REQUIREMENTS: Write out word for word the data below, from the line with "Patent image size: (828, 792)." up to and including the line with "The cam groove 63 is at (483, 258).".

**** RAW DATA

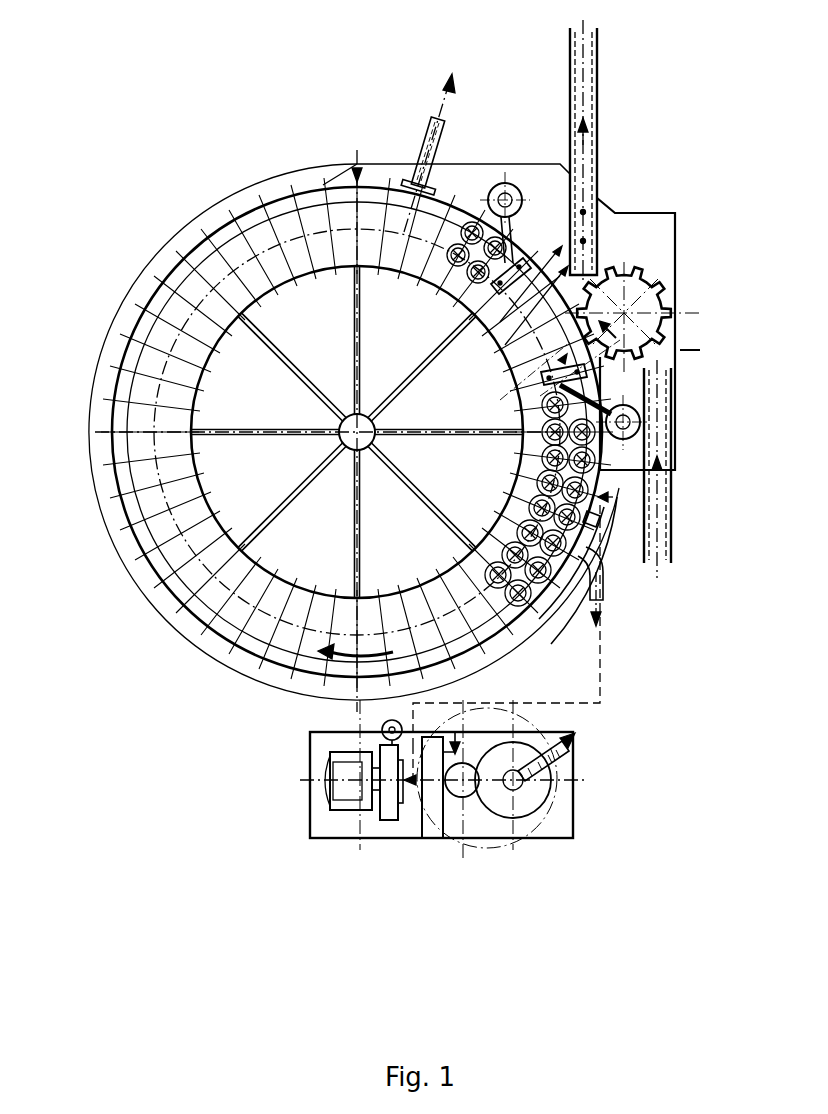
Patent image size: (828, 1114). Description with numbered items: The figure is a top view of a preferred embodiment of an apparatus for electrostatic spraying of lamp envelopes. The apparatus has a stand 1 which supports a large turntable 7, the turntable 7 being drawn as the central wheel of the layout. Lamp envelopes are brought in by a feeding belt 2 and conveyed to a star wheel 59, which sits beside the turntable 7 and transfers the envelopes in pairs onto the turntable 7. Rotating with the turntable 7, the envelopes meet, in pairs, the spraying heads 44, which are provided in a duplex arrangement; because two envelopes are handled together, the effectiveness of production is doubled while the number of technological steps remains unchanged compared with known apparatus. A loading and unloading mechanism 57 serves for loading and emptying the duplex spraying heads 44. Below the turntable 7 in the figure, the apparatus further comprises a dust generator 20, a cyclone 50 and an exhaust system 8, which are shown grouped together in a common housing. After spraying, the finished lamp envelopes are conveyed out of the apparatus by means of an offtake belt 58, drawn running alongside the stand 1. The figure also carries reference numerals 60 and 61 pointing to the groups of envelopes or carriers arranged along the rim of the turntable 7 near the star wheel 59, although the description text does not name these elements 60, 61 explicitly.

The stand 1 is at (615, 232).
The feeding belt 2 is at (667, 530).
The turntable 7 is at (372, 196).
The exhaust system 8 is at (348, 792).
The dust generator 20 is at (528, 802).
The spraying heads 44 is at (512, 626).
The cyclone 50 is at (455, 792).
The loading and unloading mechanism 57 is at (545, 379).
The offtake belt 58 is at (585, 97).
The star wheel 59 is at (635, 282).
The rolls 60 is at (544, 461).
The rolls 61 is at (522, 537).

********
**** RAW DATA

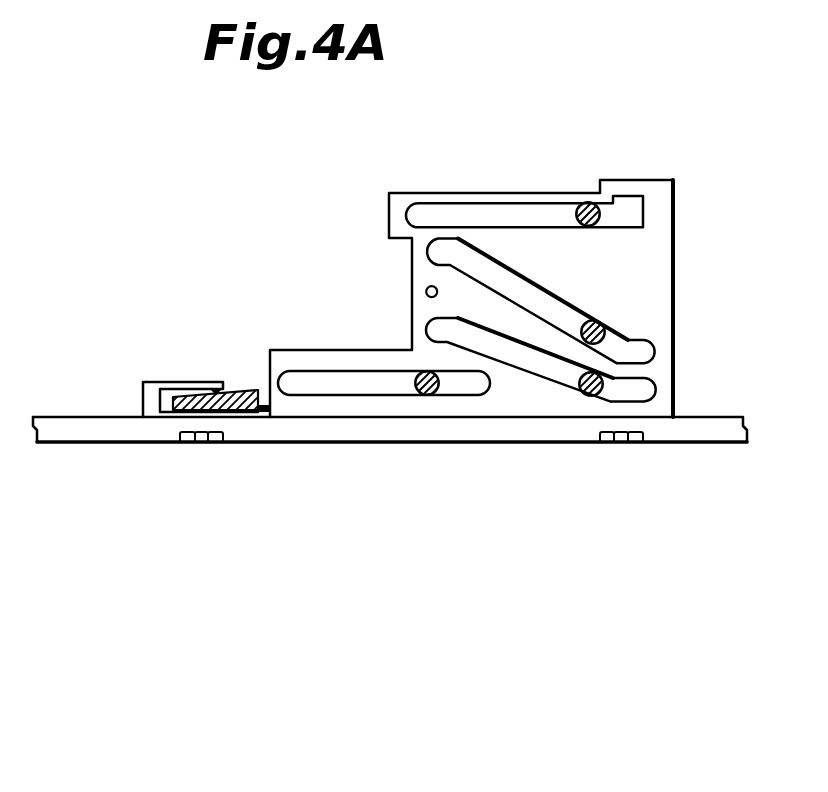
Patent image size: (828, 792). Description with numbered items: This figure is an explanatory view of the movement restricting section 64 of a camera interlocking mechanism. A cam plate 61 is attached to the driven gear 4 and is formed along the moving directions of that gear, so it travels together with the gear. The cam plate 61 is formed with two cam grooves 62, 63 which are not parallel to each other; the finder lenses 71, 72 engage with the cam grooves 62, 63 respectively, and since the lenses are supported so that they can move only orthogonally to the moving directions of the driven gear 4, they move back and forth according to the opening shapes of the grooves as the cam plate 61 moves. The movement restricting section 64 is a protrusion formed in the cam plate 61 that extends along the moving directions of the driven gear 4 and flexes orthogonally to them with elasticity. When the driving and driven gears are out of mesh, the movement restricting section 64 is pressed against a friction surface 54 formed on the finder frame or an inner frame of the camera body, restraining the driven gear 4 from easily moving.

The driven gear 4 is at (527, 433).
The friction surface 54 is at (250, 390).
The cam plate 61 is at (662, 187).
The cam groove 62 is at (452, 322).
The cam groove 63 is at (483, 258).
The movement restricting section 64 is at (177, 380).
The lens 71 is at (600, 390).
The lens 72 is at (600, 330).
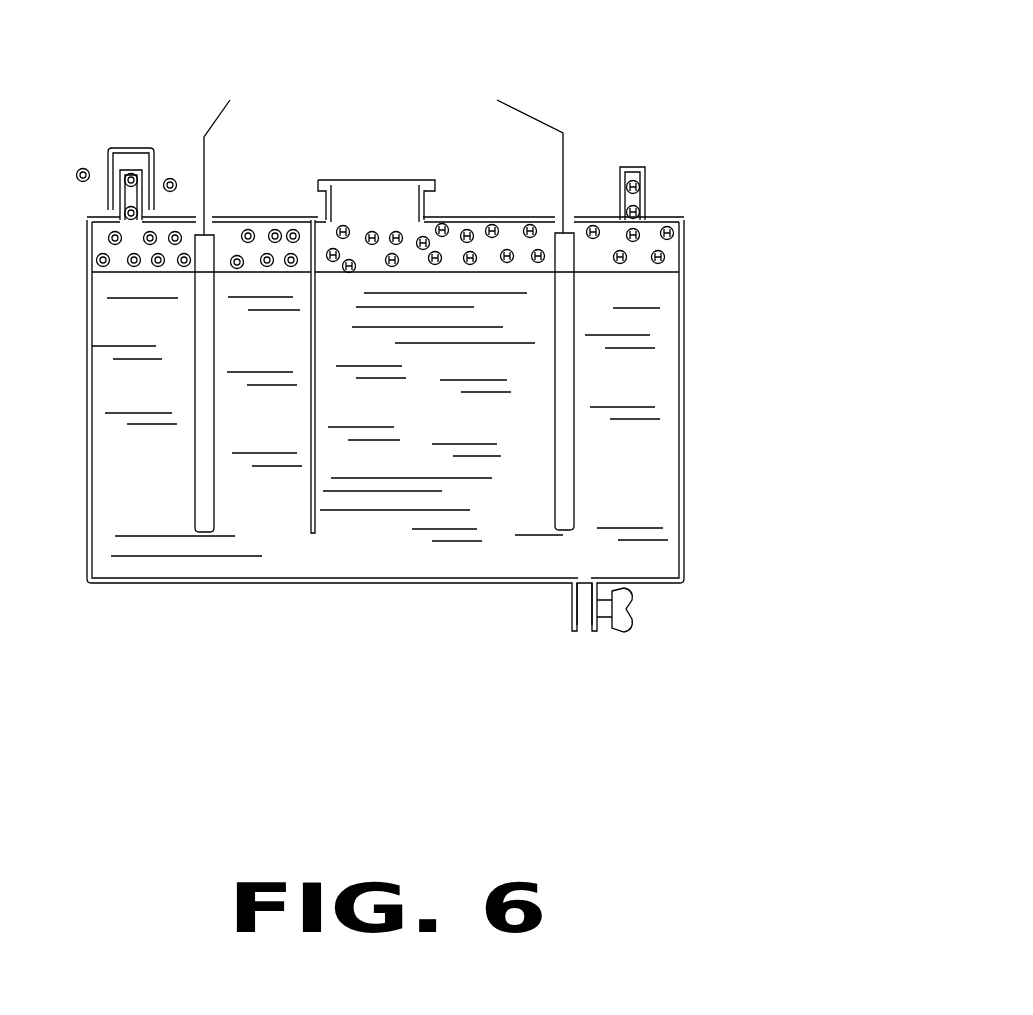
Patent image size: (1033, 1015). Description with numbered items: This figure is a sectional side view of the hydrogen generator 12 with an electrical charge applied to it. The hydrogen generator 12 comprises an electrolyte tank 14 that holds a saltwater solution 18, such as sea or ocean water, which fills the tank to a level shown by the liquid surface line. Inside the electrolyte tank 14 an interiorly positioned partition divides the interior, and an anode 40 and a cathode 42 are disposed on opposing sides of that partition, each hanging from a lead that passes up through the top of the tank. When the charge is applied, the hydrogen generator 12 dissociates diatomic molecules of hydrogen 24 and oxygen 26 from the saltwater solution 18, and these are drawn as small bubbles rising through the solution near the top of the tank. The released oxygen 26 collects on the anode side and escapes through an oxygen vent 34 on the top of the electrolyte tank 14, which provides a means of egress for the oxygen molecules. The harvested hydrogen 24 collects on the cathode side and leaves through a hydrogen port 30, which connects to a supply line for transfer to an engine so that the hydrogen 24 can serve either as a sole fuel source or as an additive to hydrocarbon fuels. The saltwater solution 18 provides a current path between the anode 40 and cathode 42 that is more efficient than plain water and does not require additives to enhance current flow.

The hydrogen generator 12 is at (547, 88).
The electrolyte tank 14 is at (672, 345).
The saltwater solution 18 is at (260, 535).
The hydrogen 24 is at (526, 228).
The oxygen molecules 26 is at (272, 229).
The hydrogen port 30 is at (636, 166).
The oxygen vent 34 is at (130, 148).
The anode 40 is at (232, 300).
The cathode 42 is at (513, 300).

********
**** RAW DATA

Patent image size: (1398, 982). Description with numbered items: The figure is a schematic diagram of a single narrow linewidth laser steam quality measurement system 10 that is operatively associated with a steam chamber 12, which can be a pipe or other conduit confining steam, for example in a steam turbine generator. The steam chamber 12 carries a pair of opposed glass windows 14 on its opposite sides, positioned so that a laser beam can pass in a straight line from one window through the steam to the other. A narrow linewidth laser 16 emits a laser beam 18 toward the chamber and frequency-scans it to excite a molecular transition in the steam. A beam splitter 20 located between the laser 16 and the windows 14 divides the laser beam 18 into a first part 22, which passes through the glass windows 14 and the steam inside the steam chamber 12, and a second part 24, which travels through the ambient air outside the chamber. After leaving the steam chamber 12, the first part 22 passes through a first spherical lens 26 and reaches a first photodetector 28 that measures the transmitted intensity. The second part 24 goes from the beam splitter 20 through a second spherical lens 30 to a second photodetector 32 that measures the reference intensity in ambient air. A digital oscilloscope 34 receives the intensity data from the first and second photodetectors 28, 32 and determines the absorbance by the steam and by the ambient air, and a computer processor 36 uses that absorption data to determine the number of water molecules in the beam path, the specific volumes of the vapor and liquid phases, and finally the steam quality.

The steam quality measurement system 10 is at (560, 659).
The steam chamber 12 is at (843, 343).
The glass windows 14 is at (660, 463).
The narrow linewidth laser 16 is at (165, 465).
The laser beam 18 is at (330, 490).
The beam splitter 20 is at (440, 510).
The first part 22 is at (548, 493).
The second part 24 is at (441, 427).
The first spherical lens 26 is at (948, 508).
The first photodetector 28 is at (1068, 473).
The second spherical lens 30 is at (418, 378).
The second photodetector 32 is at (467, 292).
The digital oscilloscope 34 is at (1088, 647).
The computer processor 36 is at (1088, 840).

********

EXERCISE ANSWER:
Patent image size: (828, 792). Description with numbered items: This figure is an explanatory view of the movement restricting section 64 of a camera interlocking mechanism. A cam plate 61 is attached to the driven gear 4 and is formed along the moving directions of that gear, so it travels together with the gear. The cam plate 61 is formed with two cam grooves 62, 63 which are not parallel to each other; the finder lenses 71, 72 engage with the cam grooves 62, 63 respectively, and since the lenses are supported so that they can move only orthogonally to the moving directions of the driven gear 4, they move back and forth according to the opening shapes of the grooves as the cam plate 61 moves. The movement restricting section 64 is a protrusion formed in the cam plate 61 that extends along the moving directions of the driven gear 4 and flexes orthogonally to them with elasticity. When the driving and driven gears are out of mesh, the movement restricting section 64 is pressed against a friction surface 54 formed on the finder frame or an inner frame of the camera body, restraining the driven gear 4 from easily moving.

The driven gear 4 is at (527, 433).
The friction surface 54 is at (250, 390).
The cam plate 61 is at (662, 187).
The cam groove 62 is at (452, 322).
The cam groove 63 is at (483, 258).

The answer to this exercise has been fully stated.